> [PASSAGE SHOWN]
# Dove laid unfertilized eggs 18 days ago, won't stop sitting on them



## bzagor

Hi,
I have had a hard time finding information on this topic already on the forums and online in general so I'm hoping you guys can help.

I have a single female dove named Aurora, and about 18-20 days ago or so she laid both eggs. I've let her sit on them, assuming that she would get tired after 15 days (the standard time it takes from what I've read) and would return to being her usual self. She has been such a bore ever since she laid them! She used to jump around and laugh, demand rubbies, follow me and my boyfriend around the house, and coo all day long. Ever since she laid the eggs she just sits on her nest all day and makes a huge terd when she gets off to eat/drink after holding it in all day; it sucks. Anyways, what should I do? I don't want to make her mad/upset by throwing them out, but I'm not sure when she is going to get bored. What is the standard way of handling this? 

Thanks


----------



## conditionfreak

Pitch the eggs. She will forget about them very quickly. Probably will lay again in a couple of weeks. Remember, pitching one egg immediately does not alter her sitting the egg left. There will be no difference in her behavior with just one egg.

Although she might be happier having the eggs, it seems you are not happy with the situation. Since the eggs can not be fertile, no harm done to them.

A choice only you can make. It is possible she will sit those eggs for a very very long time, but usually they abandon them within 19-22 days or so. Remember also, that her eggs are cooking. Gonna really stink if they get busted somehow.

I have never had doves, but I am pretty sure they are just like any pigeon.


----------



## Lefty07

I let mine sit on their unfertilized eggs as long as they want to. There's no harm in it. They want to breed but I can't deal with any more babies so I let my female doves sit on their "dud" eggs... Eventually I toss them (after 3- 4 weeks) but I don't toss them right away because egg-laying depletes their bodies of calcium.

> [EXERCISE INSTRUCTIONS]
Please carry on the forum thread about the dove sitting on her unfertilized eggs, picking up after its last post.

> [DATA LISTING]
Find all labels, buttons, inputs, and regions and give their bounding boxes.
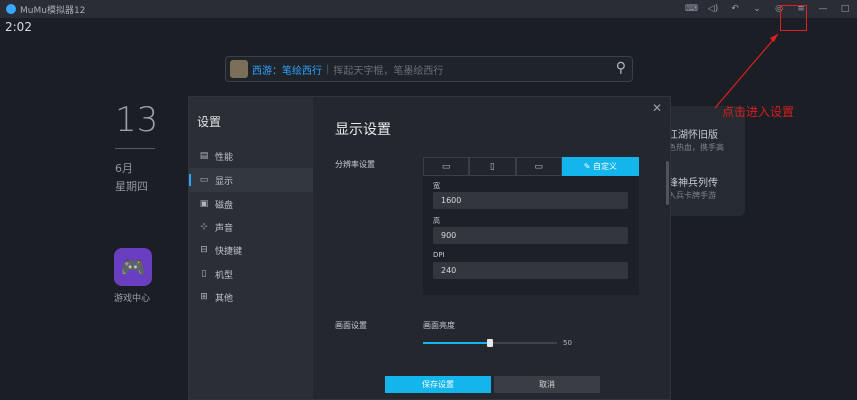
- height-input[interactable]: 900: [433, 227, 628, 244]
- search-separator: |: [326, 63, 330, 75]
- height-label: 高: [433, 217, 440, 225]
- disk-icon: ▣: [199, 199, 209, 209]
- page-title: 显示设置: [335, 122, 391, 138]
- search-placeholder: 挥起天字棍，笔墨绘西行: [333, 65, 444, 77]
- sidebar-item-model[interactable]: ▯ 机型: [189, 262, 313, 286]
- brightness-slider-fill: [423, 342, 490, 344]
- date-weekday: 星期四: [115, 180, 148, 193]
- resolution-tabs: ▭ ▯ ▭ ✎ 自定义: [423, 157, 639, 176]
- sidebar-item-display[interactable]: ▭ 显示: [189, 168, 313, 192]
- card-title-2: 锋神兵列传: [668, 178, 718, 189]
- volume-icon[interactable]: ◁): [707, 0, 719, 18]
- dpi-input[interactable]: 240: [433, 262, 628, 279]
- brightness-slider[interactable]: [423, 339, 557, 347]
- sidebar-item-label: 显示: [215, 176, 234, 187]
- sidebar-item-other[interactable]: ⊞ 其他: [189, 285, 313, 309]
- gamepad-icon[interactable]: 🎮: [114, 248, 152, 286]
- sidebar-item-sound[interactable]: ⊹ 声音: [189, 215, 313, 239]
- chevron-down-icon[interactable]: ⌄: [751, 0, 763, 18]
- display-icon: ▭: [199, 175, 209, 185]
- sidebar-item-label: 快捷键: [215, 246, 243, 257]
- resolution-label: 分辨率设置: [335, 160, 375, 169]
- date-day: 13: [115, 100, 159, 140]
- monitor-icon: ▭: [534, 161, 543, 172]
- sidebar-item-label: 磁盘: [215, 200, 234, 211]
- annotation-highlight-box: [780, 5, 807, 31]
- card-title-1: 江湖怀旧版: [668, 130, 718, 141]
- settings-title: 设置: [197, 115, 222, 129]
- width-label: 宽: [433, 182, 440, 190]
- mumu-logo-icon: [6, 4, 16, 14]
- scrollbar[interactable]: [666, 161, 669, 205]
- sidebar-item-disk[interactable]: ▣ 磁盘: [189, 192, 313, 216]
- sidebar-item-label: 声音: [215, 223, 234, 234]
- annotation-text: 点击进入设置: [722, 105, 795, 119]
- close-icon[interactable]: ✕: [652, 101, 662, 115]
- game-center-label[interactable]: 游戏中心: [114, 291, 150, 304]
- search-icon[interactable]: ⚲: [616, 60, 626, 76]
- brightness-value: 50: [563, 339, 572, 347]
- sidebar-item-label: 其他: [215, 293, 234, 304]
- card-desc-1: 色热血，携手高: [668, 143, 724, 152]
- status-time: 2:02: [5, 20, 32, 34]
- brightness-label: 画面亮度: [423, 321, 455, 330]
- search-highlight[interactable]: 西游：笔绘西行: [252, 62, 322, 77]
- date-month: 6月: [115, 162, 133, 175]
- keyboard-icon: ⊟: [200, 245, 208, 255]
- tab-phone[interactable]: ▯: [469, 157, 516, 176]
- tab-monitor[interactable]: ▭: [515, 157, 562, 176]
- grid-icon: ⊞: [200, 292, 208, 302]
- cancel-button[interactable]: 取消: [494, 376, 600, 393]
- search-bar[interactable]: 西游：笔绘西行 | 挥起天字棍，笔墨绘西行 ⚲: [225, 56, 633, 82]
- phone-icon: ▯: [489, 161, 495, 172]
- settings-dialog: 设置 ▤ 性能 ▭ 显示 ▣ 磁盘 ⊹ 声音 ⊟ 快捷键 ▯ 机型 ⊞ 其他 ✕: [188, 96, 671, 400]
- sidebar-item-label: 性能: [215, 152, 234, 163]
- game-thumbnail: [230, 60, 248, 78]
- date-divider: [115, 148, 155, 149]
- tab-tablet[interactable]: ▭: [423, 157, 470, 176]
- sidebar-item-performance[interactable]: ▤ 性能: [189, 144, 313, 168]
- settings-sidebar: 设置 ▤ 性能 ▭ 显示 ▣ 磁盘 ⊹ 声音 ⊟ 快捷键 ▯ 机型 ⊞ 其他: [189, 97, 313, 399]
- edit-icon: ✎: [583, 162, 593, 171]
- save-button[interactable]: 保存设置: [385, 376, 491, 393]
- tab-custom-label: 自定义: [592, 162, 617, 171]
- tablet-icon: ▭: [441, 161, 451, 172]
- tab-custom[interactable]: ✎ 自定义: [561, 157, 639, 176]
- phone-icon: ▯: [201, 269, 207, 279]
- sound-icon: ⊹: [200, 222, 208, 232]
- performance-icon: ▤: [199, 151, 209, 161]
- sidebar-item-shortcuts[interactable]: ⊟ 快捷键: [189, 238, 313, 262]
- resolution-panel: ▭ ▯ ▭ ✎ 自定义 宽 1600 高 900 DPI 240: [423, 157, 639, 295]
- window-controls: ⌨ ◁) ↶ ⌄ ◎ ≡ — □: [685, 0, 851, 18]
- sidebar-item-label: 机型: [215, 270, 234, 281]
- width-input[interactable]: 1600: [433, 192, 628, 209]
- brightness-slider-handle[interactable]: [487, 339, 493, 347]
- card-desc-2: 入兵卡牌手游: [668, 191, 716, 200]
- back-icon[interactable]: ↶: [729, 0, 741, 18]
- dpi-label: DPI: [433, 251, 445, 259]
- keyboard-icon[interactable]: ⌨: [685, 0, 698, 18]
- maximize-icon[interactable]: □: [839, 0, 851, 18]
- minimize-icon[interactable]: —: [817, 0, 829, 18]
- title-bar: MuMu模拟器12 ⌨ ◁) ↶ ⌄ ◎ ≡ — □: [0, 0, 857, 18]
- picture-settings-label: 画面设置: [335, 321, 367, 330]
- app-title: MuMu模拟器12: [20, 5, 86, 16]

> [FINAL RESULT]
----------



## Dima

Lefty07 said:


> I let mine sit on their unfertilized eggs as long as they want to. There's no harm in it. They want to breed but I can't deal with any more babies so I let my female doves sit on their "dud" eggs... Eventually I toss them (after 3- 4 weeks) but I don't toss them right away because egg-laying depletes their bodies of calcium.


Good point Lefty.

Let the pigeon sit as long as she wants.She will not sit forever. Once she abandon the eggs, just take them away.


----------



## spirit wings

Some will lay more with the old eggs if you do leave them, I would take the eggs out after 19 days, offer bathing or when weather is nice a spot in the sun in a predator proof cage to get her active again, they tend to hold droppings in when sitting, so a forced break would be good, then she will start over, adding some interest in the cage like greens or treats, a bath can get them up, clean the nest, then she may not sit all the time.


----------



## rosenthalmargaretmar

My single dove has laid two eggs, and it not leaving the nest for more than 5 minutes. Not eating/drinking enough.


----------



## Marina B

rosenthalmargaretmar said:


> My single dove has laid two eggs, and it not leaving the nest for more than 5 minutes. Not eating/drinking enough.


Put her seed and waterdish in front of her nest, that will make things easier for her.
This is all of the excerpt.